TEXTAUSZUG –
Friday, August 30, 2024
Nordeuropa macht es vor: Was Deutschland von der Asylpolitik seiner europäischen Nachbarn lernen kann
Neue Zürcher Zeitung Deutschland
Nordeuropa macht es vor: Was Deutschland von der Asylpolitik seiner europäischen Nachbarn lernen kann
Artikel von Oliver Maksan, Berlin • 5 Std. • 6 Minuten Lesezeit
Dänische Polizisten kontrollieren im Januar 2016 nahe der deutschen Grenze.
Aufgeschreckt vom islamistischen Anschlag eines Syrers in Solingen, diskutiert Deutschland wieder einmal über seine Asylpolitik. An diesem Donnerstag hat sich die deutsche Regierung auf ein Massnahmenpaket geeinigt. Ein schärferes Waffenrecht und mehr Befugnisse für die Sicherheitsbehörden sind geplant.
Der Oppositionsführer Friedrich Merz will allerdings weiter gehen. Der Chef der Christlichdemokraten schlug kürzlich eine ganze Reihe von Massnahmen vor – darunter einen Aufnahmestopp für Syrer und Afghanen durch generelle Zurückweisungen an den deutschen Grenzen.
Merz empfahl Bundeskanzler Olaf Scholz, die dänische Ministerpräsidentin Mette Frederiksen einzuladen, sollte er Überzeugungsarbeit in seiner Partei, der SPD, leisten müssen. Die sozialdemokratisch geführte Regierung in Dänemark mache schliesslich eine Ausländerpolitik, wie sie der Union vorschwebe, seit Jahren mit grossem Erfolg, sagte der Christlichdemokrat. Auch aus SPD und FDP waren Stimmen zu hören, die empfahlen, gen Norden zu blicken.

BEREITGESTELLTE DATEN –
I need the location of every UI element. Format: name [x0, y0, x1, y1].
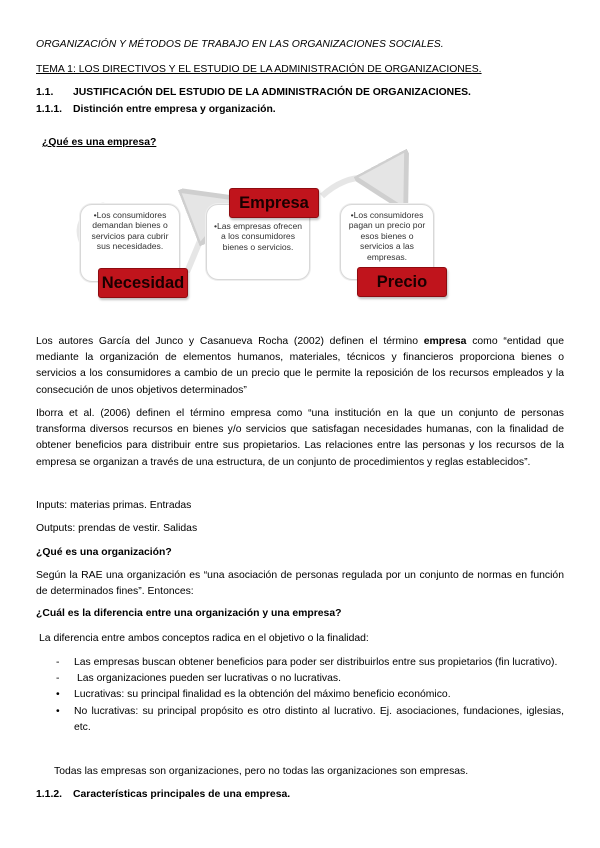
section-1-1-2-heading [36, 788, 290, 801]
outputs-line: Outputs: prendas de vestir. Salidas [36, 523, 198, 534]
note-necesidad: •Los consumidores demandan bienes o servicios para cubrir sus necesidades. [80, 204, 180, 282]
arrow-empresa-to-precio [322, 178, 400, 200]
section-title: JUSTIFICACIÓN DEL ESTUDIO DE LA ADMINISTRACIÓN DE ORGANIZACIONES. [73, 87, 471, 98]
theme-title: TEMA 1: LOS DIRECTIVOS Y EL ESTUDIO DE LA ADMINISTRACIÓN DE ORGANIZACIONES. [36, 64, 482, 75]
note-empresa: •Las empresas ofrecen a los consumidores bienes o servicios. [206, 204, 310, 280]
note-precio: •Los consumidores pagan un precio por esos bienes o servicios a las empresas. [340, 204, 434, 280]
difference-intro: La diferencia entre ambos conceptos radica en el objetivo o la finalidad: [39, 633, 369, 644]
node-necesidad: Necesidad [98, 268, 188, 298]
paragraph-rae: Según la RAE una organización es “una asociación de personas regulada por un conjunto de normas en función de determinados fines”. Entonces: [36, 570, 564, 598]
section-title: Características principales de una empresa. [73, 789, 291, 800]
inputs-line: Inputs: materias primas. Entradas [36, 500, 192, 511]
node-empresa: Empresa [229, 188, 319, 218]
section-number: 1.1. [36, 87, 54, 98]
list-item [52, 671, 564, 687]
list-item [52, 704, 564, 736]
question-empresa: ¿Qué es una empresa? [42, 137, 157, 148]
section-number: 1.1.2. [36, 789, 62, 800]
list-marker: - [56, 673, 60, 685]
section-number: 1.1.1. [36, 104, 62, 115]
conclusion: Todas las empresas son organizaciones, pero no todas las organizaciones son empresas. [54, 766, 469, 777]
section-1-1-heading [36, 86, 471, 99]
question-organizacion: ¿Qué es una organización? [36, 547, 172, 558]
paragraph-definition-1 [36, 334, 564, 399]
list-marker: • [56, 689, 60, 701]
paragraph-definition-2: Iborra et al. (2006) definen el término empresa como “una institución en la que un conjunto de personas transforma diversos recursos en bienes y/o servicios que satisfagan necesidades humanas, con la finalidad de obtener beneficios para distribuir entre sus propietarios. Las relaciones entre las personas y los recursos de la empresa se organizan a través de una estructura, de un conjunto de procedimientos y reglas establecidos”. [36, 408, 564, 468]
para1-text: Los autores García del Junco y Casanueva Rocha (2002) definen el término [36, 336, 424, 347]
para1-text-end: como “entidad que mediante la organización de elementos humanos, materiales, técnicos y financieros proporciona bienes o servicios a los consumidores a cambio de un precio que le permite la reposición de los recursos empleados y la consecución de unos objetivos determinados” [36, 336, 564, 396]
list-item-text: Lucrativas: su principal finalidad es la obtención del máximo beneficio económico. [74, 689, 451, 701]
list-marker: - [56, 657, 60, 668]
list-marker: • [56, 705, 60, 717]
para1-bold-term: empresa [423, 336, 467, 347]
list-item-text: Las organizaciones pueden ser lucrativas o no lucrativas. [77, 673, 341, 685]
node-precio: Precio [357, 267, 447, 297]
difference-list [52, 655, 564, 736]
list-item [52, 687, 564, 703]
list-item-text: Las empresas buscan obtener beneficios para poder ser distribuirlos entre sus propietarios (fin lucrativo). [74, 657, 558, 668]
list-item [52, 655, 564, 671]
question-diferencia: ¿Cuál es la diferencia entre una organización y una empresa? [36, 608, 342, 619]
list-item-text: No lucrativas: su principal propósito es otro distinto al lucrativo. Ej. asociaciones, fundaciones, iglesias, etc. [74, 705, 564, 733]
section-1-1-1-heading [36, 103, 276, 116]
course-title: ORGANIZACIÓN Y MÉTODOS DE TRABAJO EN LAS ORGANIZACIONES SOCIALES. [36, 39, 444, 50]
section-title: Distinción entre empresa y organización. [73, 104, 276, 115]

AUFGABEN –
a) Worauf hat sich die deutsche Regierung laut dem Textauszug an diesem Donnerstag geeinigt?
b) Erklären Sie anhand des Textauszugs, warum Friedrich Merz Olaf Scholz riet, die dänische Ministerpräsidentin Mette Frederiksen einzuladen.
Stützen Sie sich ausschließlich auf den Textauszug.

LÖSUNGEN –
a) Auf ein Maßnahmenpaket mit einem schärferen Waffenrecht und mehr Befugnissen für die Sicherheitsbehörden.

b) Nach Merz betreibt die sozialdemokratisch geführte Regierung in Dänemark seit Jahren mit großem Erfolg eine Ausländerpolitik, wie sie der Union vorschwebt. Frederiksen sollte Scholz deshalb helfen, falls er in seiner Partei, der SPD, Überzeugungsarbeit leisten muss.